— START OF DOCUMENT SECTION —
United States District Court, D. Arizona
United States of America, Plaintiff/Respondent.
Christy V. Beltran, Defendant/Petitioner.
HONORABLE G. MURRAY SNOW, UNITED STATES DISTRICT JUDGE
REPORT AND RECOMMENDATION
Honorable John Z. Boyle United States Magistrate Judge
While Defendant was serving a state prison sentence, she was transferred to federal authorities pursuant to a writ of habeas corpus ad prosequendum. She was held for approximately eight months prior to federal sentencing. The Court sentenced her to 24 months imprisonment with credit for time served. The Federal Bureau of Prisons properly determined she was in state custody prior to sentencing and thus not entitled to time credit between execution of the writ and sentencing. Since the filing of her Motion, Defendant has also been released from custody. As detailed below, the Court recommends Defendant’s Motion to be released from prison be denied because it is moot. The Court also finds her claim fails on the merits.
— END OF DOCUMENT SECTION —
— START OF PROVIDED RECORDS —
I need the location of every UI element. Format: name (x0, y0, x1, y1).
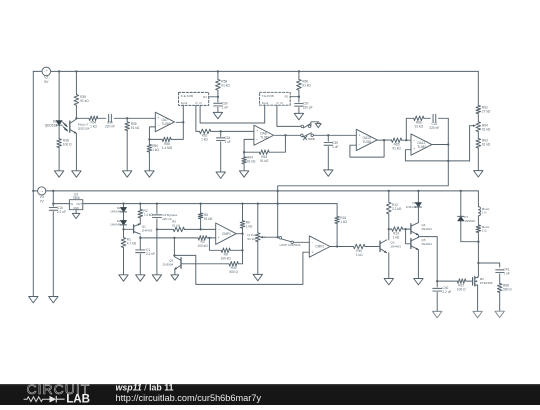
voltage source V2 (33, 67, 50, 84)
svg-text:SW8: SW8 (308, 137, 315, 141)
svg-text:RJ: RJ (203, 95, 207, 99)
svg-text:1 kΩ: 1 kΩ (90, 125, 97, 129)
ground C34 (216, 172, 225, 178)
svg-text:1N4148: 1N4148 (110, 223, 121, 227)
svg-text:100 kΩ: 100 kΩ (197, 244, 208, 248)
svg-text:2N4401: 2N4401 (390, 245, 401, 249)
ground U2 (72, 213, 80, 218)
node D2 R1 base (122, 228, 124, 230)
node V3 left border (32, 190, 34, 192)
transistor Q2 2N3904 (163, 257, 181, 270)
wire box1 O to R62 (196, 105, 200, 131)
node C34 tap (220, 130, 222, 132)
wire box1 RJ pin (209, 96, 218, 98)
svg-text:−: − (312, 241, 314, 245)
ground Q3 (384, 279, 393, 285)
ground divider chain (474, 171, 483, 177)
wire U2 output rail (83, 203, 337, 205)
wire OA7 output (176, 121, 183, 123)
svg-text:1 kΩ: 1 kΩ (152, 148, 159, 152)
resistor Motor R (476, 225, 489, 233)
svg-text:91 kΩ: 91 kΩ (80, 99, 89, 103)
resistor R2 (138, 204, 153, 218)
svg-text:91 kΩ: 91 kΩ (204, 217, 213, 221)
wire node to R5 (157, 228, 173, 230)
svg-text:2.2 nF: 2.2 nF (146, 252, 155, 256)
wire M2 source ground (477, 286, 479, 312)
wiper R64b (470, 125, 476, 161)
svg-text:1 Ω: 1 Ω (482, 229, 488, 233)
svg-text:91 kΩ: 91 kΩ (482, 127, 491, 131)
ground C10 (49, 297, 58, 303)
svg-text:1N4148: 1N4148 (110, 210, 121, 214)
node C3 R5 (156, 228, 158, 230)
svg-text:2.2 uF: 2.2 uF (57, 210, 66, 214)
svg-text:91 kΩ: 91 kΩ (392, 146, 401, 150)
wire R50 to ground (148, 152, 150, 171)
wire C39 to ground (327, 147, 329, 170)
ground C30 (213, 112, 222, 118)
svg-text:+: + (158, 116, 160, 120)
diode D9 (406, 191, 422, 210)
wire Q4 collector to D9 (417, 210, 419, 223)
wire C10 to ground (52, 212, 54, 297)
svg-text:1 kΩ: 1 kΩ (246, 224, 253, 228)
node Q4 base (404, 228, 406, 230)
capacitor C34 (217, 131, 231, 144)
svg-text:1 uF: 1 uF (225, 140, 231, 144)
wire Q3 emitter ground (388, 253, 390, 279)
svg-text:91 kΩ: 91 kΩ (415, 125, 424, 129)
wire Q5 base drop (406, 229, 411, 244)
resistor R12 (387, 191, 402, 229)
wire Q5 emitter ground (417, 250, 419, 279)
capacitor C41 (496, 268, 510, 276)
node wiper bus (277, 236, 279, 238)
wire Q2 emitter ground (174, 270, 176, 275)
resistor R16 (335, 204, 348, 247)
svg-text:LAB: LAB (66, 393, 90, 405)
op-amp OA8 (254, 125, 274, 145)
wire R39 to photo collector (75, 105, 77, 118)
wire R54 to C31 (98, 117, 106, 119)
resistor R5 (172, 219, 184, 231)
op-amp OA11 (411, 134, 432, 155)
wire box2 RJ pin (290, 96, 299, 98)
node R8 output bus (241, 249, 243, 251)
capacitor C31b (429, 114, 439, 130)
svg-text:1N4148: 1N4148 (406, 205, 417, 209)
wire U2 ground (75, 210, 77, 214)
phototransistor Q6 (64, 118, 90, 133)
switch SW7 (301, 124, 311, 128)
wire snubber (478, 263, 499, 267)
wire SW8 to OA10 (313, 134, 356, 136)
capacitor C39 (324, 135, 338, 149)
resistor R6 (198, 204, 213, 230)
node R60 C37 (298, 96, 300, 98)
footer bar (0, 384, 540, 405)
ground C39 (324, 170, 333, 176)
wire R65 to OA11 (402, 139, 411, 141)
svg-text:−: − (218, 228, 220, 232)
wire R62 to OA8 (211, 130, 254, 132)
resistor R66 (414, 116, 424, 129)
wire photo emitter to ground (75, 133, 77, 170)
svg-text:Input: Input (262, 101, 269, 105)
svg-text:2.2 kΩ: 2.2 kΩ (392, 207, 402, 211)
svg-text:O': O' (280, 101, 283, 105)
svg-text:1 H: 1 H (482, 211, 487, 215)
comparator CMP2 (309, 236, 330, 257)
wire R30 to bus (238, 263, 242, 265)
resistor R40 (353, 244, 365, 257)
svg-text:CMP1: CMP1 (222, 232, 231, 236)
capacitor C30 (214, 97, 228, 110)
ground C1 (136, 275, 145, 281)
node R55 tap (126, 117, 128, 119)
wire to U2 input (53, 203, 69, 205)
capacitor C40 (433, 281, 452, 294)
node output rail junctions (122, 202, 279, 204)
wire D8 to R38 (58, 125, 60, 139)
wire C31 to OA7 input (114, 117, 155, 119)
wire motor to drain (477, 233, 479, 277)
wire V3 rail (46, 190, 479, 192)
resistor R9 (240, 204, 253, 234)
svg-text:7.4 kΩ: 7.4 kΩ (143, 213, 153, 217)
svg-text:1 uF: 1 uF (504, 272, 510, 276)
wire pot to ground (257, 242, 259, 275)
resistor R68 (497, 284, 512, 293)
svg-text:27 kΩ: 27 kΩ (482, 109, 491, 113)
svg-text:220 nF: 220 nF (105, 125, 115, 129)
ground M2 (473, 311, 482, 317)
svg-text:−: − (413, 138, 415, 142)
resistor R63b (476, 139, 491, 149)
node Q2 collector row (173, 237, 175, 257)
diode D1 (110, 206, 127, 214)
node regulator input (52, 202, 54, 204)
wire C40 to ground (436, 292, 438, 311)
wire R68 to ground (499, 292, 501, 311)
LED D8 (45, 120, 67, 131)
resistor R60 (297, 71, 312, 96)
svg-text:1 kΩ: 1 kΩ (201, 138, 208, 142)
wiper Pot1 (261, 236, 278, 238)
wire R67 to gate (466, 280, 473, 282)
wire Q2 collector (173, 238, 175, 255)
node OA11 inverting (405, 139, 407, 141)
svg-text:2N3904: 2N3904 (163, 262, 174, 266)
svg-text:NTE2396: NTE2396 (480, 281, 493, 285)
wire V+ to D8 (58, 71, 60, 120)
wire R1 to ground (123, 248, 125, 275)
svg-text:QSD124: QSD124 (78, 127, 90, 131)
svg-text:+: + (359, 134, 361, 138)
svg-text:+: + (413, 147, 415, 151)
svg-text:TL081: TL081 (260, 135, 269, 139)
node bus bottom (447, 160, 449, 162)
flag terminal (315, 122, 321, 128)
wire pot to R63b (477, 132, 479, 139)
svg-text:7V: 7V (40, 199, 45, 203)
capacitor C1 (136, 248, 155, 256)
svg-text:RJ: RJ (285, 95, 289, 99)
ground phototransistor (72, 171, 81, 177)
wire R8 to output (230, 249, 242, 251)
wire C34 to ground (220, 142, 222, 172)
resistor R13 (389, 227, 403, 240)
ground R50 (145, 171, 154, 177)
svg-text:9V: 9V (44, 80, 49, 84)
ground R38 (54, 171, 63, 177)
svg-text:http://circuitlab.com/cur5h6b6: http://circuitlab.com/cur5h6b6mar7y (116, 393, 262, 403)
node CMP2 output (336, 245, 338, 247)
wire motor branch (477, 191, 479, 207)
wire box2 input drop (264, 105, 266, 123)
diode D7 flyback (458, 191, 479, 242)
svg-text:IN: IN (70, 202, 73, 206)
svg-text:1 uF: 1 uF (222, 106, 228, 110)
op-amp OA10 (356, 129, 377, 150)
svg-text:OUT: OUT (76, 202, 82, 206)
wire D2 to node (123, 225, 125, 238)
resistor R56 (149, 122, 183, 150)
wire flag (311, 122, 318, 126)
svg-text:100 Ω: 100 Ω (457, 287, 466, 291)
svg-text:91 kΩ: 91 kΩ (247, 159, 256, 163)
svg-text:4.7 kΩ: 4.7 kΩ (127, 242, 137, 246)
svg-text:91 kΩ: 91 kΩ (221, 84, 230, 88)
svg-text:−: − (256, 138, 258, 142)
node R5 R6 (199, 228, 201, 230)
svg-text:2.2 uF: 2.2 uF (442, 290, 451, 294)
resistor R39 (74, 95, 89, 106)
node photo collector (75, 117, 77, 119)
svg-text:1.4 MΩ: 1.4 MΩ (162, 146, 173, 150)
svg-text:CMP2: CMP2 (315, 245, 324, 249)
transistor Q5 2N4401 (411, 237, 432, 249)
wire R30 row (181, 263, 229, 265)
wire D1 to D2 (123, 212, 125, 221)
svg-text:91 kΩ: 91 kΩ (302, 84, 311, 88)
capacitor C31 (105, 114, 115, 128)
node top rail junctions (58, 70, 300, 72)
voltage source V3 (33, 187, 46, 204)
svg-text:100 Ω: 100 Ω (63, 143, 72, 147)
node Q1 collector row (139, 237, 141, 239)
wire output bus down (242, 234, 244, 264)
svg-text:K-E KOB: K-E KOB (181, 94, 193, 98)
inductor Motor L (478, 207, 489, 216)
resistor R1 (121, 238, 137, 248)
ground Q2 (171, 275, 179, 280)
resistor R63 (244, 135, 285, 163)
svg-text:1 kΩ: 1 kΩ (340, 220, 347, 224)
transistor Q3 2N4401 (373, 240, 401, 253)
wire switch to CMP2 (293, 241, 309, 243)
resistor R55 (125, 118, 140, 130)
wire base Q1 (124, 228, 134, 230)
diode D2 (110, 219, 127, 227)
wire C3 to node (156, 219, 158, 230)
svg-text:91 kΩ: 91 kΩ (247, 237, 256, 241)
wire C37 to ground (298, 108, 300, 114)
switch SW8 (301, 133, 315, 141)
resistor R8 (221, 248, 232, 261)
wire R63b to ground (477, 148, 479, 171)
switch LOOP CONTROL (279, 237, 301, 247)
wire R55 to ground (126, 131, 128, 171)
svg-text:T-E KOB: T-E KOB (262, 94, 274, 98)
wire R2 to Q1 emitter (139, 218, 141, 224)
capacitor C37 (295, 97, 313, 110)
ground R1 (119, 275, 128, 281)
wire OA11 fb up (406, 118, 413, 140)
svg-text:TL081: TL081 (162, 122, 171, 126)
regulator U2 7806 (69, 192, 82, 209)
svg-text:+: + (218, 236, 220, 240)
svg-text:GND: GND (73, 206, 79, 210)
ground R68 (495, 311, 504, 317)
wire R66 to C31b (424, 117, 430, 119)
svg-text:91 kΩ: 91 kΩ (260, 159, 269, 163)
svg-text:+: + (256, 129, 258, 133)
svg-text:220 uF: 220 uF (162, 217, 172, 221)
svg-text:7806: 7806 (73, 196, 80, 200)
svg-text:1 kΩ: 1 kΩ (356, 253, 363, 257)
wire box2 O to switch (277, 105, 301, 126)
wire CMP2 output (330, 246, 353, 248)
svg-text:+: + (312, 250, 314, 254)
ground Pot1 (253, 274, 262, 280)
wire top rail (51, 70, 479, 72)
resistor R30 (229, 262, 239, 275)
transistor Q4 2N4401 (411, 223, 432, 235)
wire loop to CMP2 (174, 252, 309, 284)
wire rail to D1 (123, 204, 125, 208)
svg-text:Input: Input (181, 101, 188, 105)
wire C10 branch (52, 191, 54, 206)
resistor R65 (392, 138, 402, 151)
svg-text:91 kΩ: 91 kΩ (482, 143, 491, 147)
capacitor C10 (49, 206, 66, 214)
svg-text:LOOP CONTROL: LOOP CONTROL (280, 243, 302, 247)
wire Q3 collector (388, 229, 390, 240)
node drain tap (477, 262, 479, 264)
wire CMP1 output (236, 233, 242, 235)
svg-text:−: − (158, 124, 160, 128)
resistor R38 (57, 139, 72, 148)
svg-text:- +: - + (40, 189, 44, 193)
svg-text:2N4401: 2N4401 (421, 242, 432, 246)
svg-text:TL081: TL081 (417, 145, 426, 149)
transistor Q1 2N4403 (134, 224, 153, 235)
wire emitter row (140, 237, 198, 239)
svg-text:220 pF: 220 pF (303, 106, 313, 110)
wire OA7 inverting input (149, 127, 155, 139)
resistor R67 (457, 279, 466, 292)
wire OA11 output (432, 144, 448, 146)
ground C40 (433, 311, 442, 317)
node C39 tap (327, 134, 329, 136)
resistor R3 (197, 236, 208, 249)
wire photo node to R54 (76, 117, 89, 119)
resistor R50 (147, 139, 159, 152)
ground C37 (294, 113, 303, 119)
wire OA11 non-inverting (405, 150, 469, 161)
svg-text:91 kΩ: 91 kΩ (131, 126, 140, 130)
CircuitLab logo (24, 381, 91, 405)
ground Q5 (414, 279, 423, 285)
node R12 R13 (388, 228, 390, 230)
node OA8 output (284, 134, 286, 136)
svg-text:2N4403: 2N4403 (142, 228, 153, 232)
ground R55 (123, 171, 132, 177)
svg-text:91 kΩ: 91 kΩ (172, 223, 181, 227)
node OA11 output (447, 143, 449, 145)
block X1 K-E KOB (179, 92, 209, 105)
wire R3 to CMP1 plus (207, 237, 216, 239)
comparator CMP1 (216, 223, 237, 244)
node OA10 fb join (383, 139, 385, 141)
svg-text:100 kΩ: 100 kΩ (221, 257, 232, 261)
wire Q4 emitter Q5 collector (417, 235, 419, 237)
wire box1 Oprime to box2 input (200, 105, 265, 123)
potentiometer R64b (476, 122, 491, 132)
wire R62b to pot (477, 114, 479, 122)
svg-text:−: − (359, 143, 361, 147)
node gate drive (436, 280, 438, 282)
svg-text:wsp11 / lab 11: wsp11 / lab 11 (116, 383, 174, 393)
resistor R62b 27k (476, 105, 491, 113)
svg-text:1 uF: 1 uF (332, 145, 338, 149)
node motor D7 (477, 241, 479, 243)
node CMP1 plus (208, 237, 210, 239)
node OA7 output (182, 121, 184, 123)
wire R13 to Q4 (403, 228, 411, 230)
svg-text:220 nF: 220 nF (429, 126, 439, 130)
wire L to R (477, 216, 479, 225)
resistor R54 (89, 116, 98, 129)
wire C41 to R68 (499, 274, 501, 284)
wire C1 to ground (139, 254, 141, 275)
svg-text:1N5819: 1N5819 (464, 219, 475, 223)
svg-text:O': O' (199, 101, 202, 105)
svg-text:TL081: TL081 (363, 140, 372, 144)
wire R8 drop (209, 238, 221, 250)
node V3 rail junctions (52, 190, 462, 192)
wire left border (32, 71, 34, 296)
wire V+ to R39 (75, 71, 77, 94)
svg-text:QED523: QED523 (45, 124, 57, 128)
resistor R62 (200, 129, 211, 142)
wire OA10 feedback (350, 140, 384, 157)
svg-text:2N4401: 2N4401 (421, 227, 432, 231)
wire C31b to output bus (439, 117, 449, 119)
block X2 T-E KOB (260, 92, 291, 105)
wire OA8 output (275, 134, 302, 136)
wire OA7 output to box1 input (182, 105, 184, 122)
wire C30 to ground (217, 107, 219, 112)
op-amp OA7 (155, 112, 174, 132)
capacitor C3 (152, 204, 177, 222)
wire R5 to CMP1 (184, 228, 215, 230)
node OA7 feedback (148, 138, 150, 140)
potentiometer Pot1 (247, 204, 260, 242)
resistor R58 (216, 71, 231, 96)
— END OF PROVIDED RECORDS —
> DIRECTIVES
A) Rewrite the paragraph of the court report that begins "While Defendant was serving a state prison sentence" as a short bulleted list that keeps its main facts.
B) According to the court report, are these statements true? For each, answer yes or no and quote the words that decide it.
(i) Defendant was held for approximately eight months prior to federal sentencing.
(ii) The Court sentenced Defendant to 36 months imprisonment.
(iii) The Court recommends that Defendant's Motion be granted.
C) Write the next part of the court report on Christy V. Beltran's motion, beginning after its final sentence.
The items have no connection to the court report.

> ANSWERS BY TASK
A)
- While serving a state prison sentence, Defendant was transferred to federal authorities under a writ of habeas corpus ad prosequendum.
- She was held for about eight months before federal sentencing.
- The Court sentenced her to 24 months imprisonment with credit for time served.
- The Federal Bureau of Prisons properly found she was in state custody before sentencing, so she was not entitled to credit for the time between execution of the writ and sentencing.
- Defendant has been released from custody since filing her Motion.
- The Court recommends denying her Motion as moot and also finds her claim fails on the merits.

B)
(i) Yes: "She was held for approximately eight months prior to federal sentencing."
(ii) No: "The Court sentenced her to 24 months imprisonment with credit for time served."
(iii) No: "the Court recommends Defendant’s Motion to be released from prison be denied because it is moot"

C)
II. Procedural History
On April 1, 2013, Defendant was sentenced in the State of Arizona to a term of imprisonment. (Doc. 1-1 at 10.) On July 3, 2013, she was transferred from the Arizona Department of Corrections to the United States Marshals Service (“USMS”) pursuant to a federal writ of habeas corpus ad prosequendum. (CR Doc. 8.) Defendant continued to be held by the USMS pending trial. (CR Doc. 9.) On February 24, 2014, Defendant was sentenced by this Court to 24 months imprisonment, “to run concurrently with the sentence imposed in Yavapai County Superior Court Case Number CR201380032, with credit for time served.” (CR Docs. 27, 28.)
On April 30, 2015, Defendant filed the instant Motion challenging the Federal Bureau of Prison’s (“BOP”) calculation of time served in CR-13-8067-PCT-GMS. (Doc. 1.) On July 28, 2015, the Government filed a Response asserting the Motion should be denied. (Doc. 4.) On September 11, 2015, Defendant filed a Reply. (Doc. 7.)
A petitioner’s claim for habeas corpus relief is moot if the petitioner is no longer in custody and no longer presents a case or controversy under Article III, § 2 of the Constitution. Spencer v. Kemna, 523 U.S. 1, 7 (1998) (stating the “case-or-controversy requirement subsists through all stages of federal judicial proceedings . . . [and] [t]he parties must continue to have a ‘personal stake in the outcome’ of the lawsuit.”) (internal citations omitted); Kittel v. Thomas, 620 F.3d 949, 951-52 (9th Cir. 2010) (holding a habeas petition properly dismissed as moot where there was no legal issue remaining for the court to decide).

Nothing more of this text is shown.